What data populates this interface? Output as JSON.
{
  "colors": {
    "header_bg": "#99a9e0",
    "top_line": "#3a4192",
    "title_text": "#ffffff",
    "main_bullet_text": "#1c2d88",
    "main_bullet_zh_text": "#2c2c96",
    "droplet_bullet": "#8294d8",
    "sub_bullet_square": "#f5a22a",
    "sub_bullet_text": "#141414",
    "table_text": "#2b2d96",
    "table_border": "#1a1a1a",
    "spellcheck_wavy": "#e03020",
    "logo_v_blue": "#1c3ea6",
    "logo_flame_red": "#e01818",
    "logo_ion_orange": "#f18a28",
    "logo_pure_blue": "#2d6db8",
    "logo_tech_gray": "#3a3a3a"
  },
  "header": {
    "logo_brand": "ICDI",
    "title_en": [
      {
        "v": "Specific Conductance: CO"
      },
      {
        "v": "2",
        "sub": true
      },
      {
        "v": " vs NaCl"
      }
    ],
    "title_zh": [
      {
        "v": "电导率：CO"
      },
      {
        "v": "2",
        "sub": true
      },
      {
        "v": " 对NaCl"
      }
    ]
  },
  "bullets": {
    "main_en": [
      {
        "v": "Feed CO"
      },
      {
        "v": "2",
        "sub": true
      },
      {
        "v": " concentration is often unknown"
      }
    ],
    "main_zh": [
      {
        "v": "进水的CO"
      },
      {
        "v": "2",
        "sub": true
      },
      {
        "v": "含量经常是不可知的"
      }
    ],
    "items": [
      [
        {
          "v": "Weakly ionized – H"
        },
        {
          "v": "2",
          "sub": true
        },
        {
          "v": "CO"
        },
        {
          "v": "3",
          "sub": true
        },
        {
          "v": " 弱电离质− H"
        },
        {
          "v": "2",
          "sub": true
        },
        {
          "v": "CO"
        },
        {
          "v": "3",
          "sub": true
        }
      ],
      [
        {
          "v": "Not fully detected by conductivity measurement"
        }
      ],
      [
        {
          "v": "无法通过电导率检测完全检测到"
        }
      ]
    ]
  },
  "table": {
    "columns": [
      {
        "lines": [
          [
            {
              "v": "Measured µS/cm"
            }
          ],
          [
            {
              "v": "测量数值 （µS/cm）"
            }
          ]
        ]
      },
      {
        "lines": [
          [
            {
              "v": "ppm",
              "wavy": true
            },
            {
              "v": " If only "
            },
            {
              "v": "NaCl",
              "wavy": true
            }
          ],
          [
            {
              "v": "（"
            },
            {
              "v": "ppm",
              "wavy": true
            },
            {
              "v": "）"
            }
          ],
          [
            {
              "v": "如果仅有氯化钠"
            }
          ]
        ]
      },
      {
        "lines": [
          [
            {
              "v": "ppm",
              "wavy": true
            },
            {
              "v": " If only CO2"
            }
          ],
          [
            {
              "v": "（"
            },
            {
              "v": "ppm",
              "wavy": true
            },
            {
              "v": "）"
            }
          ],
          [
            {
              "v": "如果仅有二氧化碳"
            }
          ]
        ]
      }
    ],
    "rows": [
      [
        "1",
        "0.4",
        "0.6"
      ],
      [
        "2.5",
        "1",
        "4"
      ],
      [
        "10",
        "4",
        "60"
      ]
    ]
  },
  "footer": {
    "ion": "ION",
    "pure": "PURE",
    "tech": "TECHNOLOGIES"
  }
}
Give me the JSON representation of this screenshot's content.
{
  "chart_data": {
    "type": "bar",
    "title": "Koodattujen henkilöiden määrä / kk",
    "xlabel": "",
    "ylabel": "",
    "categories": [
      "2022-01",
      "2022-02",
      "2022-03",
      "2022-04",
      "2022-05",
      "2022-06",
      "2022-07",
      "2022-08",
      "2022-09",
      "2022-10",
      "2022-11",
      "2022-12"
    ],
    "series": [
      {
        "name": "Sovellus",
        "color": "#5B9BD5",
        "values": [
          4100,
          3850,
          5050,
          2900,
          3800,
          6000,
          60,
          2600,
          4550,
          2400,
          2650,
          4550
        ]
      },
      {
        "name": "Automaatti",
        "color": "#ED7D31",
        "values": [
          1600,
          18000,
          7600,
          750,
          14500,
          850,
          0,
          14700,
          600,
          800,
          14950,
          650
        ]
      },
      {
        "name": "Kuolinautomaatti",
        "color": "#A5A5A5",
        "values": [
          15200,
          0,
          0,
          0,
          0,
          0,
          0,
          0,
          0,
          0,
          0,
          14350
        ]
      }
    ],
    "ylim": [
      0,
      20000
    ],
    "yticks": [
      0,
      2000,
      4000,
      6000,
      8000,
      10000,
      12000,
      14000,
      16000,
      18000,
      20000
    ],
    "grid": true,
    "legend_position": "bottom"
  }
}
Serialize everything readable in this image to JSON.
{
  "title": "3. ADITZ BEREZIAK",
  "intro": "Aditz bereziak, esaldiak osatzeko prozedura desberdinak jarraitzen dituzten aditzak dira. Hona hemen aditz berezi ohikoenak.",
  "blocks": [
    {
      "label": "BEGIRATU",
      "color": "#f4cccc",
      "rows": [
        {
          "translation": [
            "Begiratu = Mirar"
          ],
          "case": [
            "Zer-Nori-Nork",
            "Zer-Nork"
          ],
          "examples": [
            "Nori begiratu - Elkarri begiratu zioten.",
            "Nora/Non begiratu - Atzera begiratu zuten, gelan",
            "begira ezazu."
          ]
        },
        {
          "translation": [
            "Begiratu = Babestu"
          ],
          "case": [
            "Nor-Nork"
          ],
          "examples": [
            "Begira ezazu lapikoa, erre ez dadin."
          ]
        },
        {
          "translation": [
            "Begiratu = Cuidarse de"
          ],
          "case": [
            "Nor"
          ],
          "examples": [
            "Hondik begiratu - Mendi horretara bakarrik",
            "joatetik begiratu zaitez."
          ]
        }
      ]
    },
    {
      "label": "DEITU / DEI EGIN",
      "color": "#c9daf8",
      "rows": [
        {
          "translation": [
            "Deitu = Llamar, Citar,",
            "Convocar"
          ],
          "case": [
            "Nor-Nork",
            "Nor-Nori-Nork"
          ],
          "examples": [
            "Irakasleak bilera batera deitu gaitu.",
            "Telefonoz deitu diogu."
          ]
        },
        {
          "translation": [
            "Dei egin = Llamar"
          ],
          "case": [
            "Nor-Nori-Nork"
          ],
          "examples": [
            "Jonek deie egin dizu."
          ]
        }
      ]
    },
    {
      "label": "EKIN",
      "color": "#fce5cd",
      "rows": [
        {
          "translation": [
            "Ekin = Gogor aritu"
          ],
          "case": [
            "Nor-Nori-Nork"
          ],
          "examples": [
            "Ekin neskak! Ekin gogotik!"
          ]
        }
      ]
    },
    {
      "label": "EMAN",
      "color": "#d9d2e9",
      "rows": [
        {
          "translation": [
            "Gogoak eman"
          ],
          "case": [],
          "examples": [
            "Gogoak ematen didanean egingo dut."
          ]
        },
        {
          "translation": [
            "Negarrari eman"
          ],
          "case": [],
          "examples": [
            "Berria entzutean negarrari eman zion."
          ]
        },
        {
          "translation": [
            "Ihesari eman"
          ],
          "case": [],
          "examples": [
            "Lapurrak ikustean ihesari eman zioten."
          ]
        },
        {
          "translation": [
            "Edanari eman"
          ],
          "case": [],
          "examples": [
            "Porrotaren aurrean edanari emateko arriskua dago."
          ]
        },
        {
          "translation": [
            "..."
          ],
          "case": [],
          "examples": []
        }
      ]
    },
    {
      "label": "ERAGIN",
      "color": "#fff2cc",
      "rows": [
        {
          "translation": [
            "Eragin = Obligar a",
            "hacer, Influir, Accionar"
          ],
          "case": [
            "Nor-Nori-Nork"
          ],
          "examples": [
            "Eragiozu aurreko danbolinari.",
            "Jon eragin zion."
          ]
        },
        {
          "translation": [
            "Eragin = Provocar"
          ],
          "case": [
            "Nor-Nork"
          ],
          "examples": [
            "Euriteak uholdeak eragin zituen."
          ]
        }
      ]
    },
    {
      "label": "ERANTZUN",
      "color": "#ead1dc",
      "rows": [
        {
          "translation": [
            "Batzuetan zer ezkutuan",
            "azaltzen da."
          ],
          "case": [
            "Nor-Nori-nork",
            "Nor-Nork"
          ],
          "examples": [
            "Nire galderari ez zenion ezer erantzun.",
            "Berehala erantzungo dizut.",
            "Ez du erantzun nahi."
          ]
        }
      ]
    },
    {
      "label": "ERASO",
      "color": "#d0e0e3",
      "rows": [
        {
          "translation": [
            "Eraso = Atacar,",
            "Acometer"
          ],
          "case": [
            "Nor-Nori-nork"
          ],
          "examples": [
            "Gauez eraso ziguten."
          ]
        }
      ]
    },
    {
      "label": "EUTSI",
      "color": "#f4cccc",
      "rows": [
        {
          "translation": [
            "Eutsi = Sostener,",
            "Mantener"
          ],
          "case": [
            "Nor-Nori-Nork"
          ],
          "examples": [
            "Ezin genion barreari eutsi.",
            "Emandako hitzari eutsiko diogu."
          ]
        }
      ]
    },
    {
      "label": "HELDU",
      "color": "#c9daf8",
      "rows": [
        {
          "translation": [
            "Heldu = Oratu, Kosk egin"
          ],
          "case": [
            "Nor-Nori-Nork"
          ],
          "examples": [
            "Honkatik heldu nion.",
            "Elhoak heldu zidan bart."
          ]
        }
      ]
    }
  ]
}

■ ■ ■ ■

> [Exercise prompt]
Find each line with the string "JSON" and copy it out.

> [The solution]
What data populates this interface? Output as JSON.
Give me the JSON representation of this screenshot's content.
Serialize everything readable in this image to JSON.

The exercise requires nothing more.